Aim of the exercise → Check each line of the records below and collect those that include the word "curve".

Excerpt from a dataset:
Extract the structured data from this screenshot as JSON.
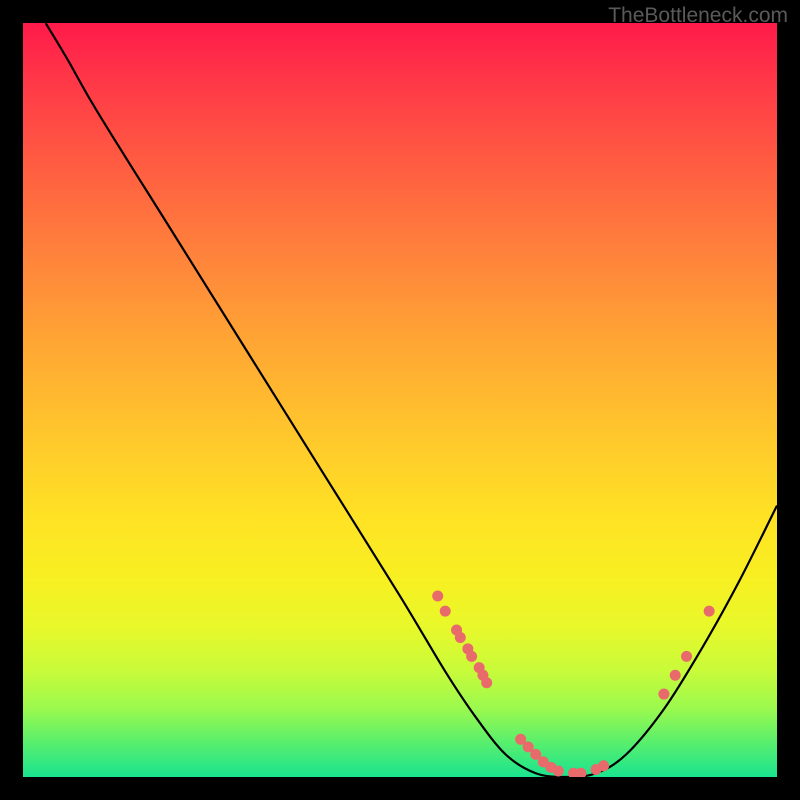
{
  "watermark": "TheBottleneck.com",
  "chart_data": {
    "type": "line",
    "title": "",
    "xlabel": "",
    "ylabel": "",
    "xlim": [
      0,
      100
    ],
    "ylim": [
      0,
      100
    ],
    "grid": false,
    "legend": false,
    "curve": {
      "description": "Bottleneck curve — high at left, dips to minimum around x≈72, rises again",
      "points": [
        {
          "x": 3,
          "y": 100
        },
        {
          "x": 6,
          "y": 95
        },
        {
          "x": 10,
          "y": 88
        },
        {
          "x": 20,
          "y": 72
        },
        {
          "x": 30,
          "y": 56
        },
        {
          "x": 40,
          "y": 40
        },
        {
          "x": 50,
          "y": 24
        },
        {
          "x": 56,
          "y": 14
        },
        {
          "x": 60,
          "y": 8
        },
        {
          "x": 64,
          "y": 3
        },
        {
          "x": 68,
          "y": 0.5
        },
        {
          "x": 72,
          "y": 0
        },
        {
          "x": 76,
          "y": 0.5
        },
        {
          "x": 80,
          "y": 3
        },
        {
          "x": 85,
          "y": 9
        },
        {
          "x": 90,
          "y": 17
        },
        {
          "x": 95,
          "y": 26
        },
        {
          "x": 100,
          "y": 36
        }
      ]
    },
    "markers": {
      "color": "#e96a6a",
      "points": [
        {
          "x": 55,
          "y": 24
        },
        {
          "x": 56,
          "y": 22
        },
        {
          "x": 57.5,
          "y": 19.5
        },
        {
          "x": 58,
          "y": 18.5
        },
        {
          "x": 59,
          "y": 17
        },
        {
          "x": 59.5,
          "y": 16
        },
        {
          "x": 60.5,
          "y": 14.5
        },
        {
          "x": 61,
          "y": 13.5
        },
        {
          "x": 61.5,
          "y": 12.5
        },
        {
          "x": 66,
          "y": 5
        },
        {
          "x": 67,
          "y": 4
        },
        {
          "x": 68,
          "y": 3
        },
        {
          "x": 69,
          "y": 2
        },
        {
          "x": 70,
          "y": 1.3
        },
        {
          "x": 71,
          "y": 0.8
        },
        {
          "x": 73,
          "y": 0.5
        },
        {
          "x": 74,
          "y": 0.5
        },
        {
          "x": 76,
          "y": 1
        },
        {
          "x": 77,
          "y": 1.5
        },
        {
          "x": 85,
          "y": 11
        },
        {
          "x": 86.5,
          "y": 13.5
        },
        {
          "x": 88,
          "y": 16
        },
        {
          "x": 91,
          "y": 22
        }
      ]
    }
  }
}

Final result →
    "curve": {
      "description": "Bottleneck curve — high at left, dips to minimum around x≈72, rises again",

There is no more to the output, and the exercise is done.